═════ Provided entries ═════

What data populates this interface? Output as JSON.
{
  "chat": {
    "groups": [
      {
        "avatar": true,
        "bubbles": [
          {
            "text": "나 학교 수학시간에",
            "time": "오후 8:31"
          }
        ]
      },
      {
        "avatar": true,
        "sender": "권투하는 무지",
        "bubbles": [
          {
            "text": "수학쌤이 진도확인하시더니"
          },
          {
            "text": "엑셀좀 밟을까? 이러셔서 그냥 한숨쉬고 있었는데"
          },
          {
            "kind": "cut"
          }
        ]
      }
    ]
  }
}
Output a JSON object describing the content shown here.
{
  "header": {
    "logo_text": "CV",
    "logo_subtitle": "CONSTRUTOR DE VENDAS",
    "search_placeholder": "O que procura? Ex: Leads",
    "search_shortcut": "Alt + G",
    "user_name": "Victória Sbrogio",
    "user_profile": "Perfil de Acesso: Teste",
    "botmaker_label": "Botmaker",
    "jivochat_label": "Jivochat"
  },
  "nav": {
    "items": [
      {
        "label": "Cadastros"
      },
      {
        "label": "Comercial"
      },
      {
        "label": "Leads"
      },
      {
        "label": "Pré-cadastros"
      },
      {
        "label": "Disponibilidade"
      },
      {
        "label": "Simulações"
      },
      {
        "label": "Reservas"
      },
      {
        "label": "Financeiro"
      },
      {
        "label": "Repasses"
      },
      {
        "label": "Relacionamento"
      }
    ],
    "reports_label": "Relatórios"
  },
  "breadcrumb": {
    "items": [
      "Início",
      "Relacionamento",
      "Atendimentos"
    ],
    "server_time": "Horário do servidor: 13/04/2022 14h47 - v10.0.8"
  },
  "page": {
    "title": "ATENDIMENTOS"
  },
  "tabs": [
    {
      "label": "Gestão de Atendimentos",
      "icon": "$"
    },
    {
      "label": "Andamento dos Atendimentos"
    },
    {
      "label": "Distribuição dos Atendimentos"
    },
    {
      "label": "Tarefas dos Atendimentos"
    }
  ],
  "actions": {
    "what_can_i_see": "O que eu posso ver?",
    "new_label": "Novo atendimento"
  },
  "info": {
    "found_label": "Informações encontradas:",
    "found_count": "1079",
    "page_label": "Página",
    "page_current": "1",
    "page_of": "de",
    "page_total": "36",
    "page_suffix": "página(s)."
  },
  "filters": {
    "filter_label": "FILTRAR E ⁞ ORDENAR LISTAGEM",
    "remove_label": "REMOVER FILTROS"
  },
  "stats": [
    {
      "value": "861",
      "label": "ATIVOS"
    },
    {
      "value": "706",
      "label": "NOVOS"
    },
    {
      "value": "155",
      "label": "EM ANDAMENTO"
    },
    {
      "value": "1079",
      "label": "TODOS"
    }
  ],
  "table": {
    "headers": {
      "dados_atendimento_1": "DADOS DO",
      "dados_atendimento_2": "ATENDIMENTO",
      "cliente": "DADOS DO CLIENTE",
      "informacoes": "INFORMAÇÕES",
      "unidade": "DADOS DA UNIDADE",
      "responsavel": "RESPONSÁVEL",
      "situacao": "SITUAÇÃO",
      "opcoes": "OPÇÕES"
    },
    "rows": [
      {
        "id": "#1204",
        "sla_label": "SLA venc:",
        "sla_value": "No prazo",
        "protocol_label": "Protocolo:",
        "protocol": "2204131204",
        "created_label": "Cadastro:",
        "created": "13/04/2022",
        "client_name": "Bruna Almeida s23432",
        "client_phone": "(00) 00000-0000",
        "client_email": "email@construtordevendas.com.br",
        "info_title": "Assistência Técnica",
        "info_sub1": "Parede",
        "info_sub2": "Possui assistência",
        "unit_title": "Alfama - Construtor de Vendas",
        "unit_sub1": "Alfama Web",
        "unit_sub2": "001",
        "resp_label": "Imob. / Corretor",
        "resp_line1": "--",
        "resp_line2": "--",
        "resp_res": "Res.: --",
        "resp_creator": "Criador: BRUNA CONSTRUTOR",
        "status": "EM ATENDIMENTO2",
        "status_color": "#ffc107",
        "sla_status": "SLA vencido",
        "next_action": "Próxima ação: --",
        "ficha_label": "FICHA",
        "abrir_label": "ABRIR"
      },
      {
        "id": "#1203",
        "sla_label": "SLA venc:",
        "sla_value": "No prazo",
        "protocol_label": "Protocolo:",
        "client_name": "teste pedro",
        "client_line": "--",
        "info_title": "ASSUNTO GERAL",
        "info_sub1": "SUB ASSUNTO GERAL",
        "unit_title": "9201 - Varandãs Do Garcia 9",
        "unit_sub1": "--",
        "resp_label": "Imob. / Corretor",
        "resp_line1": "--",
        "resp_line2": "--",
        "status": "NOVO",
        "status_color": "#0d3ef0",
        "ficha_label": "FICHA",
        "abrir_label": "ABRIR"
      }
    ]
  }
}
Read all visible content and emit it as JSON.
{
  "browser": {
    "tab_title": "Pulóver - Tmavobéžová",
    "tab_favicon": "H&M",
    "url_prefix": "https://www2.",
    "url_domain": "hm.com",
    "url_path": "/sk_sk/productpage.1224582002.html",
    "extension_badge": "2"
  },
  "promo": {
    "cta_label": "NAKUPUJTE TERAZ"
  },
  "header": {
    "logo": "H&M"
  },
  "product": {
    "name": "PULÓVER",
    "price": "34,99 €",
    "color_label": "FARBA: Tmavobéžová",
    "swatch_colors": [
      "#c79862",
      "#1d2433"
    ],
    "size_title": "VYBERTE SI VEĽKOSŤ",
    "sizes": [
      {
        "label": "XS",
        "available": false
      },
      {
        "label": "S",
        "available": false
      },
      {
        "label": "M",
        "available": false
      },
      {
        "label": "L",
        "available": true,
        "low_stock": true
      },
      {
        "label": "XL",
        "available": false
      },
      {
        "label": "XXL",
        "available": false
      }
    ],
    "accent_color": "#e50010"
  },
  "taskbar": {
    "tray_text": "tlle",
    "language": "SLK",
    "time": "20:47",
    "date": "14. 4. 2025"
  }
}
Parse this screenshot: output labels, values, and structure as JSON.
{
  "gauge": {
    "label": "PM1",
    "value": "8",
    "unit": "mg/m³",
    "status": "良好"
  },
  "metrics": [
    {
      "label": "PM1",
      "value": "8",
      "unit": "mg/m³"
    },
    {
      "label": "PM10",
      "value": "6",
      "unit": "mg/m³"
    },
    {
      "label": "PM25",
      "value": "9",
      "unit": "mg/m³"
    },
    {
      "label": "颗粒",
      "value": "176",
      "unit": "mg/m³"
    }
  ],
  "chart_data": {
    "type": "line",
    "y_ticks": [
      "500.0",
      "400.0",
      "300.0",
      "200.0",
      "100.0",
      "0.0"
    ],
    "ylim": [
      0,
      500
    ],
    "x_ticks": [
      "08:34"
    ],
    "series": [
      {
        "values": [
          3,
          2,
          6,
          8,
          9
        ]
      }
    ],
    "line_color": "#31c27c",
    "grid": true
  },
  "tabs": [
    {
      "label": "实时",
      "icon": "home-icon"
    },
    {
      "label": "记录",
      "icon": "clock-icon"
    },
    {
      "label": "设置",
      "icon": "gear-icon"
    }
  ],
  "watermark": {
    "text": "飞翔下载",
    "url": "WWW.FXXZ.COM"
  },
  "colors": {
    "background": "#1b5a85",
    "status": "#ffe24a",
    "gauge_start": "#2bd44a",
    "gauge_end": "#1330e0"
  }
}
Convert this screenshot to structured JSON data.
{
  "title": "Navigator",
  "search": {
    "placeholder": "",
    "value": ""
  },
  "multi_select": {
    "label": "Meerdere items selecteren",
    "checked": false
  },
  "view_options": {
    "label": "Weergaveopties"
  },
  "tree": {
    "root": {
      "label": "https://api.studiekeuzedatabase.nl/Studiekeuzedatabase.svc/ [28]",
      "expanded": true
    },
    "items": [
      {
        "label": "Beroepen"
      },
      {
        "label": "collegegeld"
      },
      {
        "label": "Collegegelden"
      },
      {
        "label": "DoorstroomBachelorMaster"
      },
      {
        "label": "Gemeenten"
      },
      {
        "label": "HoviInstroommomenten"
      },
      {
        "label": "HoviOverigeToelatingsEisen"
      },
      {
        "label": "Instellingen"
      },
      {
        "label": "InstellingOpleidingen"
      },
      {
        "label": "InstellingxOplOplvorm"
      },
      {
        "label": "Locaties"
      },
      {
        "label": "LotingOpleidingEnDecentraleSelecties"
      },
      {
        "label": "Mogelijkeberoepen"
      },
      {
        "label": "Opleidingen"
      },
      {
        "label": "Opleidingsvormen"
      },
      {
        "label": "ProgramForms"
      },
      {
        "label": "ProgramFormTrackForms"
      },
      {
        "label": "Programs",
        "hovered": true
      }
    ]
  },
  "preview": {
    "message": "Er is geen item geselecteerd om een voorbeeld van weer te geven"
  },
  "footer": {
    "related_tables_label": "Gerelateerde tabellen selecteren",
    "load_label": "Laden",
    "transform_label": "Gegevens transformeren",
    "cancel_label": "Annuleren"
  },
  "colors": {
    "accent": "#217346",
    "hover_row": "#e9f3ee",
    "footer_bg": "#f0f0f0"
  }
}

═════

Look through the entries above for the word "JSON". Copy every line where it shows up.

What data populates this interface? Output as JSON.
Output a JSON object describing the content shown here.
Read all visible content and emit it as JSON.
Parse this screenshot: output labels, values, and structure as JSON.
Convert this screenshot to structured JSON data.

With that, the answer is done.